EXERCISE AIM:
Could you write out every entry exactly as it stands?

>> Begin PROVIDED RECORDS

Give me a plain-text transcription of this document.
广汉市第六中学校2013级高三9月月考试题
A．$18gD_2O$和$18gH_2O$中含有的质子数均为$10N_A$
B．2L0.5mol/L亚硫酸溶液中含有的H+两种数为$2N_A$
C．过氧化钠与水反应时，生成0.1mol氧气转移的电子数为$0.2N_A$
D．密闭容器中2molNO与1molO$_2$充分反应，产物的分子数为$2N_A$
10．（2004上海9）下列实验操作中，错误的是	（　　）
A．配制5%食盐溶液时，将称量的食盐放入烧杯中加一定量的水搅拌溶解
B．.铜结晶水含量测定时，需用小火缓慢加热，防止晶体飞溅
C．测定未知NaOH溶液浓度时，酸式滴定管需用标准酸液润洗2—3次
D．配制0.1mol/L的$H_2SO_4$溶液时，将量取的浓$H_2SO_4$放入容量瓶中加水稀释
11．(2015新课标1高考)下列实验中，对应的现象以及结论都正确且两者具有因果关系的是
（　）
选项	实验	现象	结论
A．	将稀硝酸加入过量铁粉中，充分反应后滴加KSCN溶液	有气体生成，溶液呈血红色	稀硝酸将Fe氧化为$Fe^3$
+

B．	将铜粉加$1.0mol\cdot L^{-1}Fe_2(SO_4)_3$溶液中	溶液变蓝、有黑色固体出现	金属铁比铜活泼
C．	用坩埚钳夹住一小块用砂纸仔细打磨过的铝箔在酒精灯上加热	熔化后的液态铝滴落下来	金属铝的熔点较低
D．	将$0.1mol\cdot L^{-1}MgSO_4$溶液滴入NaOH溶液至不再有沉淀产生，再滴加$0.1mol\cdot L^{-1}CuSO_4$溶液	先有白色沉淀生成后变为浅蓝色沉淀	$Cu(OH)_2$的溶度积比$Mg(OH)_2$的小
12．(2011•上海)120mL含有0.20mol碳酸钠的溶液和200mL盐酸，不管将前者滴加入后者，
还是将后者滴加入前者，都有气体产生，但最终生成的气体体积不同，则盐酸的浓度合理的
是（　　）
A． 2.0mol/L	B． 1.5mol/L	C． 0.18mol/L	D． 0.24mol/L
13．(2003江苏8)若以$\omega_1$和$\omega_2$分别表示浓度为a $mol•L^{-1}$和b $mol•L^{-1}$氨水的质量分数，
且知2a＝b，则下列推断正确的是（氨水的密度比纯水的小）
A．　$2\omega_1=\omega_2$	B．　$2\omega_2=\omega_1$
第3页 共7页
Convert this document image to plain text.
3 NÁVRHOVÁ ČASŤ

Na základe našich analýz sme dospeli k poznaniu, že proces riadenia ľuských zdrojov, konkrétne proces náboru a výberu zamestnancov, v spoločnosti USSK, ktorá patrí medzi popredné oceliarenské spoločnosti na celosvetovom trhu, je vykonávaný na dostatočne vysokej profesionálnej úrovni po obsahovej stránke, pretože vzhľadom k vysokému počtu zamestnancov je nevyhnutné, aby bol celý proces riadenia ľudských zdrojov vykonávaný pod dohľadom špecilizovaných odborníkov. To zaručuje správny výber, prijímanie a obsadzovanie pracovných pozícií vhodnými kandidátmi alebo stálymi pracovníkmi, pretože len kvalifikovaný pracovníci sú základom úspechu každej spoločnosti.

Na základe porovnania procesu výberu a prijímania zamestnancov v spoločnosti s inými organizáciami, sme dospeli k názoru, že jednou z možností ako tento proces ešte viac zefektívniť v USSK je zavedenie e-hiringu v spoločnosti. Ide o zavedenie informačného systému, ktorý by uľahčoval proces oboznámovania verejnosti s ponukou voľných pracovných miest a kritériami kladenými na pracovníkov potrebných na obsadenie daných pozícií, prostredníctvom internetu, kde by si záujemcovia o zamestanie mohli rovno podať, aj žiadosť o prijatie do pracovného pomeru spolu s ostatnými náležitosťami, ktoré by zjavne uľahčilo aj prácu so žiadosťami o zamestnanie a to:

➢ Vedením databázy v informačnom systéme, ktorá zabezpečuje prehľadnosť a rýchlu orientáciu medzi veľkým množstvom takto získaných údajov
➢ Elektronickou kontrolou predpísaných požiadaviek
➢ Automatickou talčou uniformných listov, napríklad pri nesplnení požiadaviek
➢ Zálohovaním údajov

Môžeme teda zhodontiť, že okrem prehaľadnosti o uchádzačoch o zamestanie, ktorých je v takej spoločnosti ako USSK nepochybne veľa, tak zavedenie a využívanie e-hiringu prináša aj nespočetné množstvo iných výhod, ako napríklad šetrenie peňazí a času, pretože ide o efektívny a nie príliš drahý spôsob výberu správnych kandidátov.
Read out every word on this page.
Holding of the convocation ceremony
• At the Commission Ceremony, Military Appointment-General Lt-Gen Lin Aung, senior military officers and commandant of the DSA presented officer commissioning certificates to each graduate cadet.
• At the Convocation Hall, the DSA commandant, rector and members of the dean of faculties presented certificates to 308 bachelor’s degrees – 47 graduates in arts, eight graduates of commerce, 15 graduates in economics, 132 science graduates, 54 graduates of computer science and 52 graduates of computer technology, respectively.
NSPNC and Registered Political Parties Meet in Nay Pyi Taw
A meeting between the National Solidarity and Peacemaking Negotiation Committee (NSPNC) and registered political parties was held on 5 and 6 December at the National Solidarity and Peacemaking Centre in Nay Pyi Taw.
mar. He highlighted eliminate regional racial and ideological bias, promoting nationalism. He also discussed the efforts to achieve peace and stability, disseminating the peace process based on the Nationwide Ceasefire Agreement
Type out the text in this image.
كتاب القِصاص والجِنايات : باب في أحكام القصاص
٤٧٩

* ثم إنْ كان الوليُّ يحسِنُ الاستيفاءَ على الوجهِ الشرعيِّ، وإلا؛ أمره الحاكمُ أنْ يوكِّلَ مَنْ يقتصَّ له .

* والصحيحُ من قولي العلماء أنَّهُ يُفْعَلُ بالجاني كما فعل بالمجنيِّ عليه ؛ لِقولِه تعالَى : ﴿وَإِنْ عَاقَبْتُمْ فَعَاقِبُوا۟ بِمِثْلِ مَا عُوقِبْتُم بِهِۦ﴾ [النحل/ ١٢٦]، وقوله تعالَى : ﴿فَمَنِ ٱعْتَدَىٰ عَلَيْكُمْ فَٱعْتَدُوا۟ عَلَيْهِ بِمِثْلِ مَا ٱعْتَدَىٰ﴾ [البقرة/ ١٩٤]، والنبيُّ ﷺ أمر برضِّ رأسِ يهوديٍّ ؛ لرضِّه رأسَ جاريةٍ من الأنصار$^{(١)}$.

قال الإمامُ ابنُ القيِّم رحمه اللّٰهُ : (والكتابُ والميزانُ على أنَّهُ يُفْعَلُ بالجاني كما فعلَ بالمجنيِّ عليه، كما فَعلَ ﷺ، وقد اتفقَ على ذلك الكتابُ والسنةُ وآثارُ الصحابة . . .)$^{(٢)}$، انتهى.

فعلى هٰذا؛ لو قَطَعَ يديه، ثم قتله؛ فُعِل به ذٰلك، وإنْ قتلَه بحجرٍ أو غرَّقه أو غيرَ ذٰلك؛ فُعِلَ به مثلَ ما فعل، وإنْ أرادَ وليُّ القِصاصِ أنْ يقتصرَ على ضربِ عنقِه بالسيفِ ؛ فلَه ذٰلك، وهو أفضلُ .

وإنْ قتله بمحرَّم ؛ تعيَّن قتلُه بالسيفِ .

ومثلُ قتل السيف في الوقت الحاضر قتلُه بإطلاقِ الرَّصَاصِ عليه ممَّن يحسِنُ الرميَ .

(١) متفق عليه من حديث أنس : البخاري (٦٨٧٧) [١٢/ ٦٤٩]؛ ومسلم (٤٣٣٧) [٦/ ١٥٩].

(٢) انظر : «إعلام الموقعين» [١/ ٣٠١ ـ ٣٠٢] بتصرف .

>> End PROVIDED RECORDS

RESULT OF THIS EXERCISE:
Give me a plain-text transcription of this document.
广汉市第六中学校2013级高三9月月考试题
A．$18gD_2O$和$18gH_2O$中含有的质子数均为$10N_A$
B．2L0.5mol/L亚硫酸溶液中含有的H+两种数为$2N_A$
C．过氧化钠与水反应时，生成0.1mol氧气转移的电子数为$0.2N_A$
D．密闭容器中2molNO与1molO$_2$充分反应，产物的分子数为$2N_A$
10．（2004上海9）下列实验操作中，错误的是	（　　）
A．配制5%食盐溶液时，将称量的食盐放入烧杯中加一定量的水搅拌溶解
B．.铜结晶水含量测定时，需用小火缓慢加热，防止晶体飞溅
C．测定未知NaOH溶液浓度时，酸式滴定管需用标准酸液润洗2—3次
D．配制0.1mol/L的$H_2SO_4$溶液时，将量取的浓$H_2SO_4$放入容量瓶中加水稀释
11．(2015新课标1高考)下列实验中，对应的现象以及结论都正确且两者具有因果关系的是
（　）
选项	实验	现象	结论
A．	将稀硝酸加入过量铁粉中，充分反应后滴加KSCN溶液	有气体生成，溶液呈血红色	稀硝酸将Fe氧化为$Fe^3$
+

B．	将铜粉加$1.0mol\cdot L^{-1}Fe_2(SO_4)_3$溶液中	溶液变蓝、有黑色固体出现	金属铁比铜活泼
C．	用坩埚钳夹住一小块用砂纸仔细打磨过的铝箔在酒精灯上加热	熔化后的液态铝滴落下来	金属铝的熔点较低
D．	将$0.1mol\cdot L^{-1}MgSO_4$溶液滴入NaOH溶液至不再有沉淀产生，再滴加$0.1mol\cdot L^{-1}CuSO_4$溶液	先有白色沉淀生成后变为浅蓝色沉淀	$Cu(OH)_2$的溶度积比$Mg(OH)_2$的小
12．(2011•上海)120mL含有0.20mol碳酸钠的溶液和200mL盐酸，不管将前者滴加入后者，
还是将后者滴加入前者，都有气体产生，但最终生成的气体体积不同，则盐酸的浓度合理的
是（　　）
A． 2.0mol/L	B． 1.5mol/L	C． 0.18mol/L	D． 0.24mol/L
13．(2003江苏8)若以$\omega_1$和$\omega_2$分别表示浓度为a $mol•L^{-1}$和b $mol•L^{-1}$氨水的质量分数，
且知2a＝b，则下列推断正确的是（氨水的密度比纯水的小）
A．　$2\omega_1=\omega_2$	B．　$2\omega_2=\omega_1$
第3页 共7页
Convert this document image to plain text.
3 NÁVRHOVÁ ČASŤ

Na základe našich analýz sme dospeli k poznaniu, že proces riadenia ľuských zdrojov, konkrétne proces náboru a výberu zamestnancov, v spoločnosti USSK, ktorá patrí medzi popredné oceliarenské spoločnosti na celosvetovom trhu, je vykonávaný na dostatočne vysokej profesionálnej úrovni po obsahovej stránke, pretože vzhľadom k vysokému počtu zamestnancov je nevyhnutné, aby bol celý proces riadenia ľudských zdrojov vykonávaný pod dohľadom špecilizovaných odborníkov. To zaručuje správny výber, prijímanie a obsadzovanie pracovných pozícií vhodnými kandidátmi alebo stálymi pracovníkmi, pretože len kvalifikovaný pracovníci sú základom úspechu každej spoločnosti.

Na základe porovnania procesu výberu a prijímania zamestnancov v spoločnosti s inými organizáciami, sme dospeli k názoru, že jednou z možností ako tento proces ešte viac zefektívniť v USSK je zavedenie e-hiringu v spoločnosti. Ide o zavedenie informačného systému, ktorý by uľahčoval proces oboznámovania verejnosti s ponukou voľných pracovných miest a kritériami kladenými na pracovníkov potrebných na obsadenie daných pozícií, prostredníctvom internetu, kde by si záujemcovia o zamestanie mohli rovno podať, aj žiadosť o prijatie do pracovného pomeru spolu s ostatnými náležitosťami, ktoré by zjavne uľahčilo aj prácu so žiadosťami o zamestnanie a to:

➢ Vedením databázy v informačnom systéme, ktorá zabezpečuje prehľadnosť a rýchlu orientáciu medzi veľkým množstvom takto získaných údajov
➢ Elektronickou kontrolou predpísaných požiadaviek
➢ Automatickou talčou uniformných listov, napríklad pri nesplnení požiadaviek
➢ Zálohovaním údajov

Môžeme teda zhodontiť, že okrem prehaľadnosti o uchádzačoch o zamestanie, ktorých je v takej spoločnosti ako USSK nepochybne veľa, tak zavedenie a využívanie e-hiringu prináša aj nespočetné množstvo iných výhod, ako napríklad šetrenie peňazí a času, pretože ide o efektívny a nie príliš drahý spôsob výberu správnych kandidátov.
Read out every word on this page.
Holding of the convocation ceremony
• At the Commission Ceremony, Military Appointment-General Lt-Gen Lin Aung, senior military officers and commandant of the DSA presented officer commissioning certificates to each graduate cadet.
• At the Convocation Hall, the DSA commandant, rector and members of the dean of faculties presented certificates to 308 bachelor’s degrees – 47 graduates in arts, eight graduates of commerce, 15 graduates in economics, 132 science graduates, 54 graduates of computer science and 52 graduates of computer technology, respectively.
NSPNC and Registered Political Parties Meet in Nay Pyi Taw
A meeting between the National Solidarity and Peacemaking Negotiation Committee (NSPNC) and registered political parties was held on 5 and 6 December at the National Solidarity and Peacemaking Centre in Nay Pyi Taw.
mar. He highlighted eliminate regional racial and ideological bias, promoting nationalism. He also discussed the efforts to achieve peace and stability, disseminating the peace process based on the Nationwide Ceasefire Agreement
Type out the text in this image.
كتاب القِصاص والجِنايات : باب في أحكام القصاص
٤٧٩

* ثم إنْ كان الوليُّ يحسِنُ الاستيفاءَ على الوجهِ الشرعيِّ، وإلا؛ أمره الحاكمُ أنْ يوكِّلَ مَنْ يقتصَّ له .

* والصحيحُ من قولي العلماء أنَّهُ يُفْعَلُ بالجاني كما فعل بالمجنيِّ عليه ؛ لِقولِه تعالَى : ﴿وَإِنْ عَاقَبْتُمْ فَعَاقِبُوا۟ بِمِثْلِ مَا عُوقِبْتُم بِهِۦ﴾ [النحل/ ١٢٦]، وقوله تعالَى : ﴿فَمَنِ ٱعْتَدَىٰ عَلَيْكُمْ فَٱعْتَدُوا۟ عَلَيْهِ بِمِثْلِ مَا ٱعْتَدَىٰ﴾ [البقرة/ ١٩٤]، والنبيُّ ﷺ أمر برضِّ رأسِ يهوديٍّ ؛ لرضِّه رأسَ جاريةٍ من الأنصار$^{(١)}$.

قال الإمامُ ابنُ القيِّم رحمه اللّٰهُ : (والكتابُ والميزانُ على أنَّهُ يُفْعَلُ بالجاني كما فعلَ بالمجنيِّ عليه، كما فَعلَ ﷺ، وقد اتفقَ على ذلك الكتابُ والسنةُ وآثارُ الصحابة . . .)$^{(٢)}$، انتهى.

فعلى هٰذا؛ لو قَطَعَ يديه، ثم قتله؛ فُعِل به ذٰلك، وإنْ قتلَه بحجرٍ أو غرَّقه أو غيرَ ذٰلك؛ فُعِلَ به مثلَ ما فعل، وإنْ أرادَ وليُّ القِصاصِ أنْ يقتصرَ على ضربِ عنقِه بالسيفِ ؛ فلَه ذٰلك، وهو أفضلُ .

وإنْ قتله بمحرَّم ؛ تعيَّن قتلُه بالسيفِ .

ومثلُ قتل السيف في الوقت الحاضر قتلُه بإطلاقِ الرَّصَاصِ عليه ممَّن يحسِنُ الرميَ .

(١) متفق عليه من حديث أنس : البخاري (٦٨٧٧) [١٢/ ٦٤٩]؛ ومسلم (٤٣٣٧) [٦/ ١٥٩].

(٢) انظر : «إعلام الموقعين» [١/ ٣٠١ ـ ٣٠٢] بتصرف .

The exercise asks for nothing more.